### GIVEN PROBLEM
Present the data once more in exactly its original form.

### EXERCISE MATERIAL

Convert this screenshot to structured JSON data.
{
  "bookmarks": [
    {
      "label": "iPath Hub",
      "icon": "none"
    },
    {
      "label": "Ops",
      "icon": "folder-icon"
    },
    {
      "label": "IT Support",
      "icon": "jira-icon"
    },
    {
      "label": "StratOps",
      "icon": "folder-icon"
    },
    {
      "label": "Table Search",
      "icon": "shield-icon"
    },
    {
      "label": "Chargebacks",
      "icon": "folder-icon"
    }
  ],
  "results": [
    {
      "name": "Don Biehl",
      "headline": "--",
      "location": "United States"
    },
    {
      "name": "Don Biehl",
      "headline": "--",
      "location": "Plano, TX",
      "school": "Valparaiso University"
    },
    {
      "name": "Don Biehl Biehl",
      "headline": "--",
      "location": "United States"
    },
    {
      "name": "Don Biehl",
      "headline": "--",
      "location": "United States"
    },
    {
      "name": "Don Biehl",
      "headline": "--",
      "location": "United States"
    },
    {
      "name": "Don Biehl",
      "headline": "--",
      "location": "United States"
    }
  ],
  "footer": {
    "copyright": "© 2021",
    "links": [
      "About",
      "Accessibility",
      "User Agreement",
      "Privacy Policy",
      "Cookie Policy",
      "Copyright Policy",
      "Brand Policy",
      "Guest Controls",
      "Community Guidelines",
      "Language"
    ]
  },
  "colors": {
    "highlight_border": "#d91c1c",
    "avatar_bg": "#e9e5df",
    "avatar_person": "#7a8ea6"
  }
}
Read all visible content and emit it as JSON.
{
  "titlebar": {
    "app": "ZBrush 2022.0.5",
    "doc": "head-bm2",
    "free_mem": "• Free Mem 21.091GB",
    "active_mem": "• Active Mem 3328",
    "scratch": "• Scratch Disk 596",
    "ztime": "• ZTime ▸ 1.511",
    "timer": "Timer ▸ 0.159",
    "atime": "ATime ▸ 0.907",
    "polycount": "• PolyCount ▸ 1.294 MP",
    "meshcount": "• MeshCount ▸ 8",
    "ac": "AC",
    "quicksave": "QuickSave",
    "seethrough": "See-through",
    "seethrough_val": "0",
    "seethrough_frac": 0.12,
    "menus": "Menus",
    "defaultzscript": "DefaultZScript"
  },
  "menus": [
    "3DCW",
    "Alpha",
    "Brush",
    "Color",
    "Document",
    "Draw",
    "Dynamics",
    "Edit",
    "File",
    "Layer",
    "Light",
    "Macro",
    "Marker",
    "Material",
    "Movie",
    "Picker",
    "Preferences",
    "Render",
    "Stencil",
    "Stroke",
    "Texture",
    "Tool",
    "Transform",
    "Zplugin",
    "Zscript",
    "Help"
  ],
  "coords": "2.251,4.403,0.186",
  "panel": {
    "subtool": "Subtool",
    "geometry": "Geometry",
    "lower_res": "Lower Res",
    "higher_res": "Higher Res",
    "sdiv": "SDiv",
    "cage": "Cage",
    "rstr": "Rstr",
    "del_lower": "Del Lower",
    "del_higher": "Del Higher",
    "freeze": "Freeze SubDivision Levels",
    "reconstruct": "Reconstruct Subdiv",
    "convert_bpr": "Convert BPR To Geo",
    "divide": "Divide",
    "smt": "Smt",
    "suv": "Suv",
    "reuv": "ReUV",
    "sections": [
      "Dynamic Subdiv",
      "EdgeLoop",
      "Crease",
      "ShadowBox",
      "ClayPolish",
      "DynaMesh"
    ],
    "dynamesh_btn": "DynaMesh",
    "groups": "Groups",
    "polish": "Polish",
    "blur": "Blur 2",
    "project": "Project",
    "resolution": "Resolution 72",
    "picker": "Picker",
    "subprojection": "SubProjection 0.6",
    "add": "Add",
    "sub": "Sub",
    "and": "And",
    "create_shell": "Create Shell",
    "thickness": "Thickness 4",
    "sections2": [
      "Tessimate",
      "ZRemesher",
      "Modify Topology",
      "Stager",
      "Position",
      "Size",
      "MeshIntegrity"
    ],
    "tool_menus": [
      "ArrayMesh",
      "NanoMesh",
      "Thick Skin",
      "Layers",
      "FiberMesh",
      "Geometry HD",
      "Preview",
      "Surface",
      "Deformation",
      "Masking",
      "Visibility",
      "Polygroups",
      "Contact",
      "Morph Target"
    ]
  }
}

### WRITTEN SOLUTION
Convert this screenshot to structured JSON data.
{
  "bookmarks": [
    {
      "label": "iPath Hub",
      "icon": "none"
    },
    {
      "label": "Ops",
      "icon": "folder-icon"
    },
    {
      "label": "IT Support",
      "icon": "jira-icon"
    },
    {
      "label": "StratOps",
      "icon": "folder-icon"
    },
    {
      "label": "Table Search",
      "icon": "shield-icon"
    },
    {
      "label": "Chargebacks",
      "icon": "folder-icon"
    }
  ],
  "results": [
    {
      "name": "Don Biehl",
      "headline": "--",
      "location": "United States"
    },
    {
      "name": "Don Biehl",
      "headline": "--",
      "location": "Plano, TX",
      "school": "Valparaiso University"
    },
    {
      "name": "Don Biehl Biehl",
      "headline": "--",
      "location": "United States"
    },
    {
      "name": "Don Biehl",
      "headline": "--",
      "location": "United States"
    },
    {
      "name": "Don Biehl",
      "headline": "--",
      "location": "United States"
    },
    {
      "name": "Don Biehl",
      "headline": "--",
      "location": "United States"
    }
  ],
  "footer": {
    "copyright": "© 2021",
    "links": [
      "About",
      "Accessibility",
      "User Agreement",
      "Privacy Policy",
      "Cookie Policy",
      "Copyright Policy",
      "Brand Policy",
      "Guest Controls",
      "Community Guidelines",
      "Language"
    ]
  },
  "colors": {
    "highlight_border": "#d91c1c",
    "avatar_bg": "#e9e5df",
    "avatar_person": "#7a8ea6"
  }
}
Read all visible content and emit it as JSON.
{
  "titlebar": {
    "app": "ZBrush 2022.0.5",
    "doc": "head-bm2",
    "free_mem": "• Free Mem 21.091GB",
    "active_mem": "• Active Mem 3328",
    "scratch": "• Scratch Disk 596",
    "ztime": "• ZTime ▸ 1.511",
    "timer": "Timer ▸ 0.159",
    "atime": "ATime ▸ 0.907",
    "polycount": "• PolyCount ▸ 1.294 MP",
    "meshcount": "• MeshCount ▸ 8",
    "ac": "AC",
    "quicksave": "QuickSave",
    "seethrough": "See-through",
    "seethrough_val": "0",
    "seethrough_frac": 0.12,
    "menus": "Menus",
    "defaultzscript": "DefaultZScript"
  },
  "menus": [
    "3DCW",
    "Alpha",
    "Brush",
    "Color",
    "Document",
    "Draw",
    "Dynamics",
    "Edit",
    "File",
    "Layer",
    "Light",
    "Macro",
    "Marker",
    "Material",
    "Movie",
    "Picker",
    "Preferences",
    "Render",
    "Stencil",
    "Stroke",
    "Texture",
    "Tool",
    "Transform",
    "Zplugin",
    "Zscript",
    "Help"
  ],
  "coords": "2.251,4.403,0.186",
  "panel": {
    "subtool": "Subtool",
    "geometry": "Geometry",
    "lower_res": "Lower Res",
    "higher_res": "Higher Res",
    "sdiv": "SDiv",
    "cage": "Cage",
    "rstr": "Rstr",
    "del_lower": "Del Lower",
    "del_higher": "Del Higher",
    "freeze": "Freeze SubDivision Levels",
    "reconstruct": "Reconstruct Subdiv",
    "convert_bpr": "Convert BPR To Geo",
    "divide": "Divide",
    "smt": "Smt",
    "suv": "Suv",
    "reuv": "ReUV",
    "sections": [
      "Dynamic Subdiv",
      "EdgeLoop",
      "Crease",
      "ShadowBox",
      "ClayPolish",
      "DynaMesh"
    ],
    "dynamesh_btn": "DynaMesh",
    "groups": "Groups",
    "polish": "Polish",
    "blur": "Blur 2",
    "project": "Project",
    "resolution": "Resolution 72",
    "picker": "Picker",
    "subprojection": "SubProjection 0.6",
    "add": "Add",
    "sub": "Sub",
    "and": "And",
    "create_shell": "Create Shell",
    "thickness": "Thickness 4",
    "sections2": [
      "Tessimate",
      "ZRemesher",
      "Modify Topology",
      "Stager",
      "Position",
      "Size",
      "MeshIntegrity"
    ],
    "tool_menus": [
      "ArrayMesh",
      "NanoMesh",
      "Thick Skin",
      "Layers",
      "FiberMesh",
      "Geometry HD",
      "Preview",
      "Surface",
      "Deformation",
      "Masking",
      "Visibility",
      "Polygroups",
      "Contact",
      "Morph Target"
    ]
  }
}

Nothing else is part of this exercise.